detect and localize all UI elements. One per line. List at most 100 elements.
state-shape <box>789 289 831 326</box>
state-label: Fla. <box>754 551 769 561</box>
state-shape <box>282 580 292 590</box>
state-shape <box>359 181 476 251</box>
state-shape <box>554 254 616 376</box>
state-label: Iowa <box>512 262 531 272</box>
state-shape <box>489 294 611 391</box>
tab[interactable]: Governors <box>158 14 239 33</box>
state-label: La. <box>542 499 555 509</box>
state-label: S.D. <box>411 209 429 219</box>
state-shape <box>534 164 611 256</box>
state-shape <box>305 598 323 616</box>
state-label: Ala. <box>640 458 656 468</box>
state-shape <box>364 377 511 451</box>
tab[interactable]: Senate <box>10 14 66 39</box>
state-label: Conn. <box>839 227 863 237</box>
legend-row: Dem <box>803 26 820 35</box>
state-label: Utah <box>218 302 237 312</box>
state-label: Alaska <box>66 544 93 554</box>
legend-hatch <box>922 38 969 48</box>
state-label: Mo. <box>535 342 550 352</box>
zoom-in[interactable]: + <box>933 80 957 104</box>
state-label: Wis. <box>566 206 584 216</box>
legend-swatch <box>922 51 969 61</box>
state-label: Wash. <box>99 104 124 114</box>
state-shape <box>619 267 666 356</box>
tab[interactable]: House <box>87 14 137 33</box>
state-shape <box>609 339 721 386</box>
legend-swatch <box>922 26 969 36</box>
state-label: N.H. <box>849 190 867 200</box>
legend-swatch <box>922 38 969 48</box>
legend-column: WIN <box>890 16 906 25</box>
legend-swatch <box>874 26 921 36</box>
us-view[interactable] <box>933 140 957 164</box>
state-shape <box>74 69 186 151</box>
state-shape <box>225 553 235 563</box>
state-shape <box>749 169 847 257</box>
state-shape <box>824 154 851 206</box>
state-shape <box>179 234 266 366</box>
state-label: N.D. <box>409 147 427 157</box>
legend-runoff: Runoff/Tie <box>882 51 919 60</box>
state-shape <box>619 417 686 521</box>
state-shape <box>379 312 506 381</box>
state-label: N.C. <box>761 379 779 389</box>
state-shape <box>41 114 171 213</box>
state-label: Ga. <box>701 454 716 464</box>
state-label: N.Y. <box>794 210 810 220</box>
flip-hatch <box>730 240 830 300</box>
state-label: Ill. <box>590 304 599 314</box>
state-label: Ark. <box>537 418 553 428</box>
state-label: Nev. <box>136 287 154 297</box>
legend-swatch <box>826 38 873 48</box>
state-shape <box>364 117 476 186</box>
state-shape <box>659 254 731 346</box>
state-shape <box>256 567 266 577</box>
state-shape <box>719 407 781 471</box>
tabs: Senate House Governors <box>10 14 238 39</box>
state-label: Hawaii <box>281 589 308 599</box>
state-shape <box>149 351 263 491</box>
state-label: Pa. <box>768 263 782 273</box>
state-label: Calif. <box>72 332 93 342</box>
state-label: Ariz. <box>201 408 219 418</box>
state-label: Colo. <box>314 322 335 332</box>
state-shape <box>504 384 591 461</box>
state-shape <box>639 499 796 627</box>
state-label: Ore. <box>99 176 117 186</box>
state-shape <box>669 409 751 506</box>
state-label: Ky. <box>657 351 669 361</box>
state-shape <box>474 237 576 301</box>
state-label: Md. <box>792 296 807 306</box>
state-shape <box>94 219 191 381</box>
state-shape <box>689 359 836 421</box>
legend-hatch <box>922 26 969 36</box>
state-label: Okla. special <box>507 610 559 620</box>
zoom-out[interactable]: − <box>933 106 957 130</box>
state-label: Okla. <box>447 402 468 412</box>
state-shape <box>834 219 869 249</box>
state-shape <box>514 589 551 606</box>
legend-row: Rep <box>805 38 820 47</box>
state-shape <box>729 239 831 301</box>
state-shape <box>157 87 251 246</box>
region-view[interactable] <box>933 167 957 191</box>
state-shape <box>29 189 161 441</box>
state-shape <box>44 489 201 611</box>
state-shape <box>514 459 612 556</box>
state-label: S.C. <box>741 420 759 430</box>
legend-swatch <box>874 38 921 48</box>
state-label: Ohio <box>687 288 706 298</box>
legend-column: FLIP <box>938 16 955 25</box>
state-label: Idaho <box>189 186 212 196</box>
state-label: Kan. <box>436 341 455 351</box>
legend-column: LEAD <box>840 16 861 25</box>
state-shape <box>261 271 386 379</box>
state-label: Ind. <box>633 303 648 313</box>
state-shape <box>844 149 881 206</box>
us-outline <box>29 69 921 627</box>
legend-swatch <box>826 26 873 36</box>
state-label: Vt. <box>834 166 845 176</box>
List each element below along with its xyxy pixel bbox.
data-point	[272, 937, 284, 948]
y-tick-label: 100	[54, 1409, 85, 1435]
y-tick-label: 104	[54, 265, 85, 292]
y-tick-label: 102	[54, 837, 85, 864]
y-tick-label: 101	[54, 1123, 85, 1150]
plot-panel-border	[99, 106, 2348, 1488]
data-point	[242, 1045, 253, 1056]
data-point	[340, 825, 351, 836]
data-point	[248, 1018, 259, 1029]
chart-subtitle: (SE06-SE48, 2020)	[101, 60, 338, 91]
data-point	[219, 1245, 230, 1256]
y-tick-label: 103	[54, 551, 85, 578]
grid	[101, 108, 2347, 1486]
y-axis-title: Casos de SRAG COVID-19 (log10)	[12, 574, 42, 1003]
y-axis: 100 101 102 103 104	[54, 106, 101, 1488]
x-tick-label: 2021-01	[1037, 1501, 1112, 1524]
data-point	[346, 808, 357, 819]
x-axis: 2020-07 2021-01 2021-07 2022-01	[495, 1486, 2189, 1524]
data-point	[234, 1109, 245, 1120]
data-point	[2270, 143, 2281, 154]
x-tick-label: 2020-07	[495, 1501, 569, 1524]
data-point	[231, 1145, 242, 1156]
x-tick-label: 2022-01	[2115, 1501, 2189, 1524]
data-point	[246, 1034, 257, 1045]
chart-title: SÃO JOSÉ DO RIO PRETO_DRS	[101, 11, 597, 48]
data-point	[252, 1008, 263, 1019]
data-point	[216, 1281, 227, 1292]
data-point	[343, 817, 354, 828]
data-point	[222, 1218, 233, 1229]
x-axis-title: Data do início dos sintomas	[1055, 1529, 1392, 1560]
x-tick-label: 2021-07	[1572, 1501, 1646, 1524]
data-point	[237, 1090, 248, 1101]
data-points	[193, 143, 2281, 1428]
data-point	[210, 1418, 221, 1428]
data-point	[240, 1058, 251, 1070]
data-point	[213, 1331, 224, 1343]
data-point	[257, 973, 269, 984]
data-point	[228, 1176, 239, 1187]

********************

AIM: Reproduce the listing, starting at its first line and ending at the line containing "state-label: Ill. <box>590 304 599 314</box>", substituting "region-shape" for every occurrence of "state-shape" and leaving all else unchanged.

SOLUTION TO THIS TASK:
detect and localize all UI elements. One per line. List at most 100 elements.
region-shape <box>789 289 831 326</box>
state-label: Fla. <box>754 551 769 561</box>
region-shape <box>282 580 292 590</box>
region-shape <box>359 181 476 251</box>
region-shape <box>554 254 616 376</box>
state-label: Iowa <box>512 262 531 272</box>
region-shape <box>489 294 611 391</box>
tab[interactable]: Governors <box>158 14 239 33</box>
state-label: La. <box>542 499 555 509</box>
state-label: S.D. <box>411 209 429 219</box>
region-shape <box>534 164 611 256</box>
region-shape <box>305 598 323 616</box>
state-label: Ala. <box>640 458 656 468</box>
region-shape <box>364 377 511 451</box>
tab[interactable]: Senate <box>10 14 66 39</box>
state-label: Conn. <box>839 227 863 237</box>
legend-row: Dem <box>803 26 820 35</box>
state-label: Utah <box>218 302 237 312</box>
state-label: Alaska <box>66 544 93 554</box>
legend-hatch <box>922 38 969 48</box>
state-label: Mo. <box>535 342 550 352</box>
zoom-in[interactable]: + <box>933 80 957 104</box>
state-label: Wis. <box>566 206 584 216</box>
legend-swatch <box>922 51 969 61</box>
state-label: Wash. <box>99 104 124 114</box>
region-shape <box>619 267 666 356</box>
tab[interactable]: House <box>87 14 137 33</box>
region-shape <box>609 339 721 386</box>
legend-swatch <box>922 26 969 36</box>
state-label: N.H. <box>849 190 867 200</box>
legend-swatch <box>922 38 969 48</box>
legend-column: WIN <box>890 16 906 25</box>
legend-swatch <box>874 26 921 36</box>
us-view[interactable] <box>933 140 957 164</box>
region-shape <box>74 69 186 151</box>
region-shape <box>225 553 235 563</box>
region-shape <box>749 169 847 257</box>
region-shape <box>824 154 851 206</box>
region-shape <box>179 234 266 366</box>
state-label: N.D. <box>409 147 427 157</box>
legend-runoff: Runoff/Tie <box>882 51 919 60</box>
region-shape <box>619 417 686 521</box>
region-shape <box>379 312 506 381</box>
state-label: N.C. <box>761 379 779 389</box>
region-shape <box>41 114 171 213</box>
state-label: Ga. <box>701 454 716 464</box>
state-label: N.Y. <box>794 210 810 220</box>
flip-hatch <box>730 240 830 300</box>
state-label: Ill. <box>590 304 599 314</box>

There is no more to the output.